─── GIVEN DATA

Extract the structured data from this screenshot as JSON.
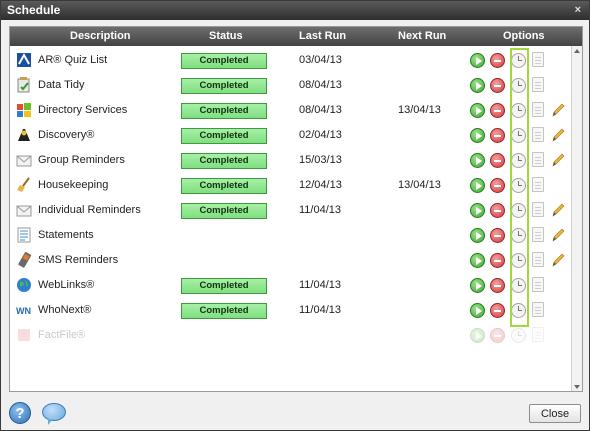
{
  "window": {
    "title": "Schedule",
    "close_glyph": "×"
  },
  "columns": {
    "description": "Description",
    "status": "Status",
    "last_run": "Last Run",
    "next_run": "Next Run",
    "options": "Options"
  },
  "rows": [
    {
      "description": "AR® Quiz List",
      "icon": "ar-quiz-icon",
      "status": "Completed",
      "last_run": "03/04/13",
      "next_run": "",
      "edit": false,
      "enabled": true
    },
    {
      "description": "Data Tidy",
      "icon": "data-tidy-icon",
      "status": "Completed",
      "last_run": "08/04/13",
      "next_run": "",
      "edit": false,
      "enabled": true
    },
    {
      "description": "Directory Services",
      "icon": "windows-logo-icon",
      "status": "Completed",
      "last_run": "08/04/13",
      "next_run": "13/04/13",
      "edit": true,
      "enabled": true
    },
    {
      "description": "Discovery®",
      "icon": "discovery-icon",
      "status": "Completed",
      "last_run": "02/04/13",
      "next_run": "",
      "edit": true,
      "enabled": true
    },
    {
      "description": "Group Reminders",
      "icon": "envelope-icon",
      "status": "Completed",
      "last_run": "15/03/13",
      "next_run": "",
      "edit": true,
      "enabled": true
    },
    {
      "description": "Housekeeping",
      "icon": "broom-icon",
      "status": "Completed",
      "last_run": "12/04/13",
      "next_run": "13/04/13",
      "edit": false,
      "enabled": true
    },
    {
      "description": "Individual Reminders",
      "icon": "envelope-icon",
      "status": "Completed",
      "last_run": "11/04/13",
      "next_run": "",
      "edit": true,
      "enabled": true
    },
    {
      "description": "Statements",
      "icon": "statements-icon",
      "status": "",
      "last_run": "",
      "next_run": "",
      "edit": true,
      "enabled": true
    },
    {
      "description": "SMS Reminders",
      "icon": "mobile-phone-icon",
      "status": "",
      "last_run": "",
      "next_run": "",
      "edit": true,
      "enabled": true
    },
    {
      "description": "WebLinks®",
      "icon": "globe-icon",
      "status": "Completed",
      "last_run": "11/04/13",
      "next_run": "",
      "edit": false,
      "enabled": true
    },
    {
      "description": "WhoNext®",
      "icon": "whonext-icon",
      "status": "Completed",
      "last_run": "11/04/13",
      "next_run": "",
      "edit": false,
      "enabled": true
    },
    {
      "description": "FactFile®",
      "icon": "factfile-icon",
      "status": "",
      "last_run": "",
      "next_run": "",
      "edit": false,
      "enabled": false
    }
  ],
  "option_icons": [
    "run-icon",
    "stop-icon",
    "clock-icon",
    "report-icon",
    "pencil-icon"
  ],
  "colors": {
    "status_fill": "#8ee58e",
    "clock_highlight": "#a2d93b",
    "header": "#555555"
  },
  "footer": {
    "help_glyph": "?",
    "close_label": "Close"
  }
}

──────

SET PROBLEM: Output the entries above exactly. Drop the pictures.

COMPLETED TASK:
Extract the structured data from this screenshot as JSON.
{
  "window": {
    "title": "Schedule",
    "close_glyph": "×"
  },
  "columns": {
    "description": "Description",
    "status": "Status",
    "last_run": "Last Run",
    "next_run": "Next Run",
    "options": "Options"
  },
  "rows": [
    {
      "description": "AR® Quiz List",
      "icon": "ar-quiz-icon",
      "status": "Completed",
      "last_run": "03/04/13",
      "next_run": "",
      "edit": false,
      "enabled": true
    },
    {
      "description": "Data Tidy",
      "icon": "data-tidy-icon",
      "status": "Completed",
      "last_run": "08/04/13",
      "next_run": "",
      "edit": false,
      "enabled": true
    },
    {
      "description": "Directory Services",
      "icon": "windows-logo-icon",
      "status": "Completed",
      "last_run": "08/04/13",
      "next_run": "13/04/13",
      "edit": true,
      "enabled": true
    },
    {
      "description": "Discovery®",
      "icon": "discovery-icon",
      "status": "Completed",
      "last_run": "02/04/13",
      "next_run": "",
      "edit": true,
      "enabled": true
    },
    {
      "description": "Group Reminders",
      "icon": "envelope-icon",
      "status": "Completed",
      "last_run": "15/03/13",
      "next_run": "",
      "edit": true,
      "enabled": true
    },
    {
      "description": "Housekeeping",
      "icon": "broom-icon",
      "status": "Completed",
      "last_run": "12/04/13",
      "next_run": "13/04/13",
      "edit": false,
      "enabled": true
    },
    {
      "description": "Individual Reminders",
      "icon": "envelope-icon",
      "status": "Completed",
      "last_run": "11/04/13",
      "next_run": "",
      "edit": true,
      "enabled": true
    },
    {
      "description": "Statements",
      "icon": "statements-icon",
      "status": "",
      "last_run": "",
      "next_run": "",
      "edit": true,
      "enabled": true
    },
    {
      "description": "SMS Reminders",
      "icon": "mobile-phone-icon",
      "status": "",
      "last_run": "",
      "next_run": "",
      "edit": true,
      "enabled": true
    },
    {
      "description": "WebLinks®",
      "icon": "globe-icon",
      "status": "Completed",
      "last_run": "11/04/13",
      "next_run": "",
      "edit": false,
      "enabled": true
    },
    {
      "description": "WhoNext®",
      "icon": "whonext-icon",
      "status": "Completed",
      "last_run": "11/04/13",
      "next_run": "",
      "edit": false,
      "enabled": true
    },
    {
      "description": "FactFile®",
      "icon": "factfile-icon",
      "status": "",
      "last_run": "",
      "next_run": "",
      "edit": false,
      "enabled": false
    }
  ],
  "option_icons": [
    "run-icon",
    "stop-icon",
    "clock-icon",
    "report-icon",
    "pencil-icon"
  ],
  "colors": {
    "status_fill": "#8ee58e",
    "clock_highlight": "#a2d93b",
    "header": "#555555"
  },
  "footer": {
    "help_glyph": "?",
    "close_label": "Close"
  }
}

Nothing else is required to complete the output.